» Part of a data file

=-=-=

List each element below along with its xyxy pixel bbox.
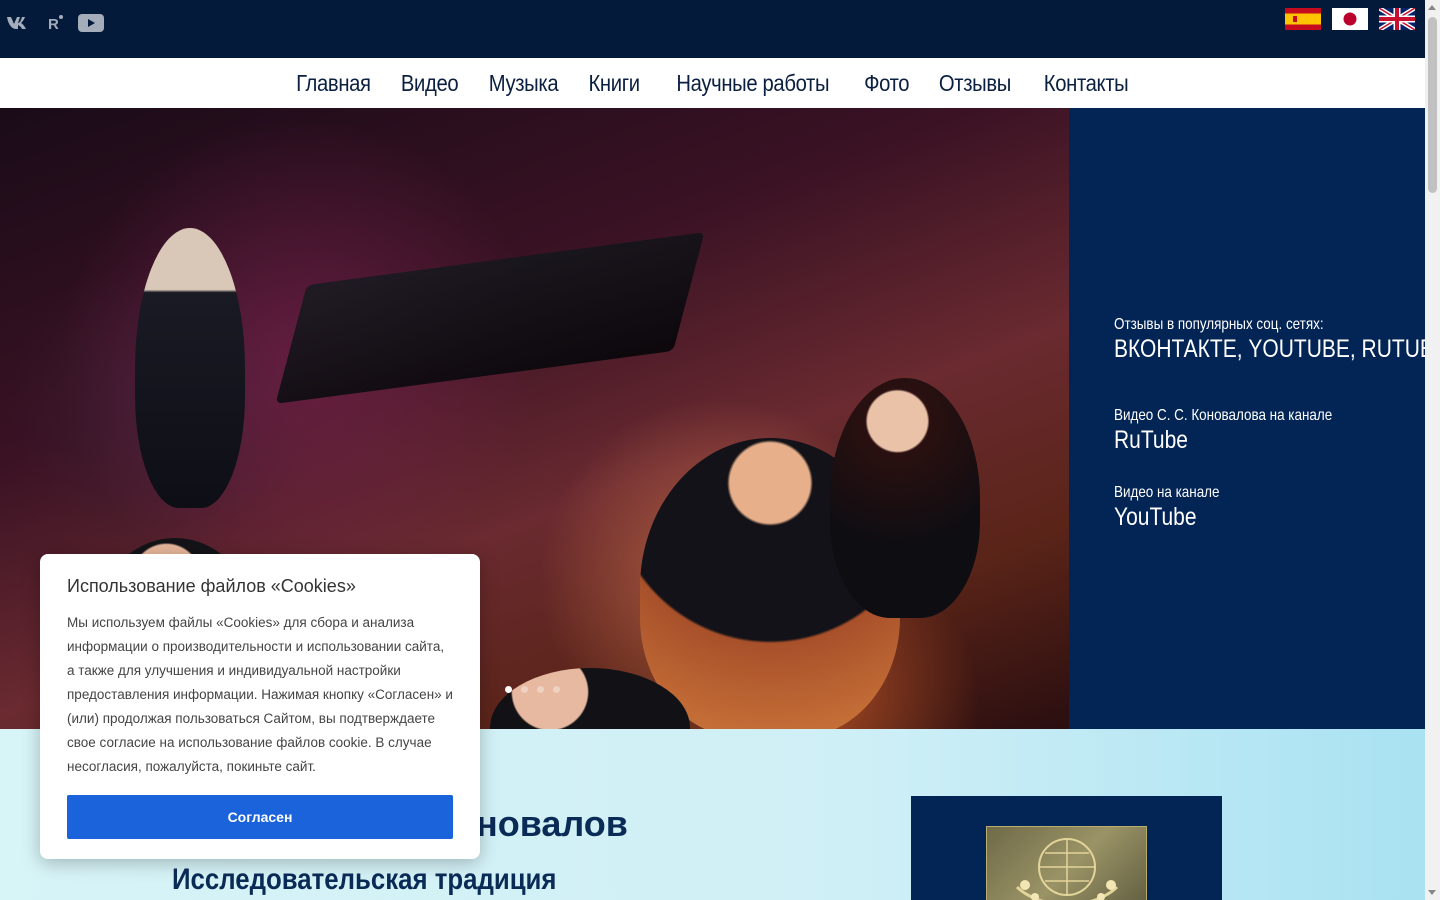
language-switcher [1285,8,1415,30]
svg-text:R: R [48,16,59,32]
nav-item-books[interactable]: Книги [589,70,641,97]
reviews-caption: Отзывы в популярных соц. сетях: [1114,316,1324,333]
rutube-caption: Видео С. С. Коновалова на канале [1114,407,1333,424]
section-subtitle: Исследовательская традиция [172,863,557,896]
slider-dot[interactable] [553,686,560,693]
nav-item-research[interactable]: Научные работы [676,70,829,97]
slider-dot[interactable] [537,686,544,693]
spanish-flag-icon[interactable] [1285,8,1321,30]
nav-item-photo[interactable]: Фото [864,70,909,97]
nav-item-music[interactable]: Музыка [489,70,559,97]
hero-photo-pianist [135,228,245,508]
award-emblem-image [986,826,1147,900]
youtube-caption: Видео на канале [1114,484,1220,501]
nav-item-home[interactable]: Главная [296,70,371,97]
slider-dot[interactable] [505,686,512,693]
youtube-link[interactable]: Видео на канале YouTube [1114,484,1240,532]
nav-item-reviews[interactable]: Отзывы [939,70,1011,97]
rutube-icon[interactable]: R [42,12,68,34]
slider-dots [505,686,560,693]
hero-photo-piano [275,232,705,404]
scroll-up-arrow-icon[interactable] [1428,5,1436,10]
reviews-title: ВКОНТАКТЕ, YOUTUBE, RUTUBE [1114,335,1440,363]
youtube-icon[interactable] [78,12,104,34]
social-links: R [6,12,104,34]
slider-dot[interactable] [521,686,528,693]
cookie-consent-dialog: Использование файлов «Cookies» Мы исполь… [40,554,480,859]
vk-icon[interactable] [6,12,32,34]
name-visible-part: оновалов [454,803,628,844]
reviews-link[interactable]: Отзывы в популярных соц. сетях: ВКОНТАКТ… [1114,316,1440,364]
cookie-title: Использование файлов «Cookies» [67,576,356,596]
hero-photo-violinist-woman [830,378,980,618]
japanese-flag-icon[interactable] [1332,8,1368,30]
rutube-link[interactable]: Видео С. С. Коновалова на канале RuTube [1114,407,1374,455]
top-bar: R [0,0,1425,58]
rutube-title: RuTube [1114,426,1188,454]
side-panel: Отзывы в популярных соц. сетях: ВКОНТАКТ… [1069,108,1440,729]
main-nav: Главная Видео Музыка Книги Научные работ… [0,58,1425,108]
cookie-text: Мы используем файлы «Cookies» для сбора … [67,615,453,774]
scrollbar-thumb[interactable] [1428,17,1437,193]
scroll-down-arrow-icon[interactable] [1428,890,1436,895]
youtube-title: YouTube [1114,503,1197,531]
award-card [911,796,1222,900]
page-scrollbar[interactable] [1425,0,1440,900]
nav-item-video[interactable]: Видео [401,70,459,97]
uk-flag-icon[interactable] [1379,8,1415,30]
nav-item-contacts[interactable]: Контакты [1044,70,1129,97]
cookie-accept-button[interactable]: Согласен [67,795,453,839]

=-=-=

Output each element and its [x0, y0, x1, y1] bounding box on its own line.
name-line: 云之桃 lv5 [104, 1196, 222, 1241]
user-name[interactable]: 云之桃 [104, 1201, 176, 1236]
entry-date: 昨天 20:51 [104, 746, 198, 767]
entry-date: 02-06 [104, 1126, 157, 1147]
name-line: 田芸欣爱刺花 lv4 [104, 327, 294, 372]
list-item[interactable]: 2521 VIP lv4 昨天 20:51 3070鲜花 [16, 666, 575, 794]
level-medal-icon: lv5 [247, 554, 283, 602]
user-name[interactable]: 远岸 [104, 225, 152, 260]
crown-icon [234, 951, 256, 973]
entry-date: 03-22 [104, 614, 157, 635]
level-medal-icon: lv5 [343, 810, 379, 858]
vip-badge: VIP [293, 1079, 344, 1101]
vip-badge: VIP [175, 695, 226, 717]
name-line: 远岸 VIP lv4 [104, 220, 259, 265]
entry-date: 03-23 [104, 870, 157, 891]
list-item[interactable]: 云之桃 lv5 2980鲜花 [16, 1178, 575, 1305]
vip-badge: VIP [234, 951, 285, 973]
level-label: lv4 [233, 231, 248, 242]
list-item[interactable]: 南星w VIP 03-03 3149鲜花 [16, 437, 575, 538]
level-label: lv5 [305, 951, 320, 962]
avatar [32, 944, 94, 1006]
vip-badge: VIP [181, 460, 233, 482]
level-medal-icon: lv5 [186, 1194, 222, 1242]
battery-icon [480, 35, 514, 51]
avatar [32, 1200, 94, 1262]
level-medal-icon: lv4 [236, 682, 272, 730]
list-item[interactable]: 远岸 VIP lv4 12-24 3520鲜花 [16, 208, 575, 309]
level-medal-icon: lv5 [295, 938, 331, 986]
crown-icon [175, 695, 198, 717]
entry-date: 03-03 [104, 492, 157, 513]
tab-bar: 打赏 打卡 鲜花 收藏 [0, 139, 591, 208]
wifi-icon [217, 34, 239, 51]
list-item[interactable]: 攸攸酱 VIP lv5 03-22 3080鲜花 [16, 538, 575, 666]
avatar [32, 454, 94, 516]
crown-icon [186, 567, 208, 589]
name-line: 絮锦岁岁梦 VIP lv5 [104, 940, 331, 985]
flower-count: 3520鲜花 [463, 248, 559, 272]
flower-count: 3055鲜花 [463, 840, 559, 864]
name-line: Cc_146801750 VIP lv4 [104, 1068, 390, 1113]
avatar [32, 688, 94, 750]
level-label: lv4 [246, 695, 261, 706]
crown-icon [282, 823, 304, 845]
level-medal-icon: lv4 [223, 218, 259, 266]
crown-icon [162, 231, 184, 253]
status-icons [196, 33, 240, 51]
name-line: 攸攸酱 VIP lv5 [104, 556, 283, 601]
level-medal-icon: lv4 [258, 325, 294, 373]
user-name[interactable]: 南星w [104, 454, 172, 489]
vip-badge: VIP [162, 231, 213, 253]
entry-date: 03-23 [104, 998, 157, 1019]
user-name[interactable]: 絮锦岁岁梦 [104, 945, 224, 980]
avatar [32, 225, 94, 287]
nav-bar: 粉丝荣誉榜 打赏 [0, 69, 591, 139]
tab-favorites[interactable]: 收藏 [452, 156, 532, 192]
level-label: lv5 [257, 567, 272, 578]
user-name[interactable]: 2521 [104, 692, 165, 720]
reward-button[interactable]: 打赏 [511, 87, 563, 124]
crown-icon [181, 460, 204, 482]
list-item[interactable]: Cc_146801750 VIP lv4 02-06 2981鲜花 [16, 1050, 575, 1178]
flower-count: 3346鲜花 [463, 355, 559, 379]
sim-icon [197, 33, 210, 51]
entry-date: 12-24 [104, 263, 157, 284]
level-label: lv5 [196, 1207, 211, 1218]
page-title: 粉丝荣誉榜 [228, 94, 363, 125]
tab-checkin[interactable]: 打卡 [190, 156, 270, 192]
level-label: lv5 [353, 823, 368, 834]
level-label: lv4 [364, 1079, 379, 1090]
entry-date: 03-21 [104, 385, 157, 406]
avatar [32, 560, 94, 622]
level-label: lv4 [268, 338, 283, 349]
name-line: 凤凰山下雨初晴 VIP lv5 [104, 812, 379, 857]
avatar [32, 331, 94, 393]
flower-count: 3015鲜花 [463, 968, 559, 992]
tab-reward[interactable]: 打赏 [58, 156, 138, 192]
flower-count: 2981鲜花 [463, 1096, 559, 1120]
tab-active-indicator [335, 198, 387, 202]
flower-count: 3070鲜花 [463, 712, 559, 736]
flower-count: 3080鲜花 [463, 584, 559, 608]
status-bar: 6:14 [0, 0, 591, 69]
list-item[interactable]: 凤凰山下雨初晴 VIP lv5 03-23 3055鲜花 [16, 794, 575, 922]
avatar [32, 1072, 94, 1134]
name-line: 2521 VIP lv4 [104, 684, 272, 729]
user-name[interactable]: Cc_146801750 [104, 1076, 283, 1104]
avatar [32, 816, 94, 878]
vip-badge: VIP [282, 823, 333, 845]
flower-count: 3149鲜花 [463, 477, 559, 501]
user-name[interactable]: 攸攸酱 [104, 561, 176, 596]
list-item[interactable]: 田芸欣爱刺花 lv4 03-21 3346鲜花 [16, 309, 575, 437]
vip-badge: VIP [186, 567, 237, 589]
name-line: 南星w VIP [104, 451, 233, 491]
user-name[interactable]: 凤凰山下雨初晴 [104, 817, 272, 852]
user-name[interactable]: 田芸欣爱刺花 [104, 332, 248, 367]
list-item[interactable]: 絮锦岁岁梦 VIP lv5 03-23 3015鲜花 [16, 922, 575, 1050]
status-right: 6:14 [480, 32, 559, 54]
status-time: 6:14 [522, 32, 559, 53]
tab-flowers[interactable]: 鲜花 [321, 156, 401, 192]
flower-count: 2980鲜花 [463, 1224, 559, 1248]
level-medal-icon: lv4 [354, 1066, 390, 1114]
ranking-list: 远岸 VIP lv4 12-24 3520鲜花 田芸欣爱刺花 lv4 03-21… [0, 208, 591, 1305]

=-=-=

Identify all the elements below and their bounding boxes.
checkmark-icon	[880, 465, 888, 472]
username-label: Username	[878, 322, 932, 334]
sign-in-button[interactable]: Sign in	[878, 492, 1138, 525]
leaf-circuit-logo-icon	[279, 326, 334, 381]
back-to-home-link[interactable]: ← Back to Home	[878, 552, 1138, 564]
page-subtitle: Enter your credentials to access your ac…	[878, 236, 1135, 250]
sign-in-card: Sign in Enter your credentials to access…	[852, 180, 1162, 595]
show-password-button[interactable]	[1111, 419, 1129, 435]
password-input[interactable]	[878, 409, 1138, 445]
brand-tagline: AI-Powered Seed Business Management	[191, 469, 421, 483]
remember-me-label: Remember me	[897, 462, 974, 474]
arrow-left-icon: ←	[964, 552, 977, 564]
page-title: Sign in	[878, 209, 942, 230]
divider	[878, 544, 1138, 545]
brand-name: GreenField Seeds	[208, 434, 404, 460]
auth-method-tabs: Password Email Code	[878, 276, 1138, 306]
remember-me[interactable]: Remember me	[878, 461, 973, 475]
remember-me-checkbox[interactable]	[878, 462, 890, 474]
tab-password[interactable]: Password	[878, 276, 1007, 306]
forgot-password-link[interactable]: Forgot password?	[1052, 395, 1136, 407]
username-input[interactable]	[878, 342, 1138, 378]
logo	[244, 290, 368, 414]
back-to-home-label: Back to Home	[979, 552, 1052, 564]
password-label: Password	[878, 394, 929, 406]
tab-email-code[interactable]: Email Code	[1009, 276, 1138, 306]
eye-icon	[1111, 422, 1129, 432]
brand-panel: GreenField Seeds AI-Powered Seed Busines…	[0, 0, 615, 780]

=-=-=

» Aim of the task
Print the entries from the line with "language-switcher [1285,8,1415,30]" up to and including the line with "main-nav: Главная Видео", reproducing each line as it appears.

» Task output
language-switcher [1285,8,1415,30]
svg-text:R: R [48,16,59,32]
nav-item-books[interactable]: Книги [589,70,641,97]
reviews-caption: Отзывы в популярных соц. сетях: [1114,316,1324,333]
rutube-caption: Видео С. С. Коновалова на канале [1114,407,1333,424]
section-subtitle: Исследовательская традиция [172,863,557,896]
slider-dot[interactable] [553,686,560,693]
nav-item-research[interactable]: Научные работы [676,70,829,97]
slider-dot[interactable] [537,686,544,693]
spanish-flag-icon[interactable] [1285,8,1321,30]
nav-item-photo[interactable]: Фото [864,70,909,97]
nav-item-music[interactable]: Музыка [489,70,559,97]
hero-photo-pianist [135,228,245,508]
award-emblem-image [986,826,1147,900]
youtube-caption: Видео на канале [1114,484,1220,501]
nav-item-home[interactable]: Главная [296,70,371,97]
slider-dot[interactable] [505,686,512,693]
youtube-link[interactable]: Видео на канале YouTube [1114,484,1240,532]
nav-item-reviews[interactable]: Отзывы [939,70,1011,97]
rutube-icon[interactable]: R [42,12,68,34]
slider-dots [505,686,560,693]
hero-photo-piano [275,232,705,404]
scroll-up-arrow-icon[interactable] [1428,5,1436,10]
reviews-title: ВКОНТАКТЕ, YOUTUBE, RUTUBE [1114,335,1440,363]
youtube-icon[interactable] [78,12,104,34]
social-links: R [6,12,104,34]
slider-dot[interactable] [521,686,528,693]
cookie-consent-dialog: Использование файлов «Cookies» Мы исполь… [40,554,480,859]
vk-icon[interactable] [6,12,32,34]
name-visible-part: оновалов [454,803,628,844]
reviews-link[interactable]: Отзывы в популярных соц. сетях: ВКОНТАКТ… [1114,316,1440,364]
cookie-title: Использование файлов «Cookies» [67,576,356,596]
hero-photo-violinist-woman [830,378,980,618]
japanese-flag-icon[interactable] [1332,8,1368,30]
rutube-link[interactable]: Видео С. С. Коновалова на канале RuTube [1114,407,1374,455]
top-bar: R [0,0,1425,58]
rutube-title: RuTube [1114,426,1188,454]
side-panel: Отзывы в популярных соц. сетях: ВКОНТАКТ… [1069,108,1440,729]
main-nav: Главная Видео Музыка Книги Научные работ… [0,58,1425,108]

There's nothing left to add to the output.